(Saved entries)
───

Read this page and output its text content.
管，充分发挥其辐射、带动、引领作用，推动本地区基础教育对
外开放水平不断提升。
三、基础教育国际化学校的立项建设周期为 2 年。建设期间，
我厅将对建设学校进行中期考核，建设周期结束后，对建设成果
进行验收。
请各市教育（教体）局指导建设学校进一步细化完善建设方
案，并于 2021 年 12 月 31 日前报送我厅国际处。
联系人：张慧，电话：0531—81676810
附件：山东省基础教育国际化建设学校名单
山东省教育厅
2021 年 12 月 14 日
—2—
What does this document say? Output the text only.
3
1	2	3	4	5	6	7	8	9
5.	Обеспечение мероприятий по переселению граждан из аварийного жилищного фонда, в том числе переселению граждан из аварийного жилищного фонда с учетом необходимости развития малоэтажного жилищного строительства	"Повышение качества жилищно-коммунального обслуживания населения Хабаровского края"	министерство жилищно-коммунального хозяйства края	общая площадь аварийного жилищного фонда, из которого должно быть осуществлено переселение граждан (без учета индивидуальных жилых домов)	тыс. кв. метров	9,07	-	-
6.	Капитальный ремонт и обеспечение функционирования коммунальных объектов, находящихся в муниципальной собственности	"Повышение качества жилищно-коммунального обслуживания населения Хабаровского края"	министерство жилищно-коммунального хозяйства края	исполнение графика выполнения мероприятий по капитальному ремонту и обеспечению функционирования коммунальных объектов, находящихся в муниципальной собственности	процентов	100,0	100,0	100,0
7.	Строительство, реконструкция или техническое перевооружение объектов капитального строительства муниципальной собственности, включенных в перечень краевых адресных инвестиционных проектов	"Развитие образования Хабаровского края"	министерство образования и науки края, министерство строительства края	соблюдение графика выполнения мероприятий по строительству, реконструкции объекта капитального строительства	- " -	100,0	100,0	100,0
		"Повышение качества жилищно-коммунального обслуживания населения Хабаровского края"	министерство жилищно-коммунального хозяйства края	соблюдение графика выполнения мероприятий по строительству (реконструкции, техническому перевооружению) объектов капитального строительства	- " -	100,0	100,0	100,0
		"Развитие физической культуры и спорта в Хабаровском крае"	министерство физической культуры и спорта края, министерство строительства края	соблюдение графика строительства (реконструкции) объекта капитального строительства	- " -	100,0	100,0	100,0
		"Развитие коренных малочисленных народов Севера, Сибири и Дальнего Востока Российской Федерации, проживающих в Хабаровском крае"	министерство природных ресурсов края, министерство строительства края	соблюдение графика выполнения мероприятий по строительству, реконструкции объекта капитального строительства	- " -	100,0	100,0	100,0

───

> Task goal
Look through the listing and extract every line with "this" in it.

> Solved exercise
Read this page and output its text content.
What does this document say? Output the text only.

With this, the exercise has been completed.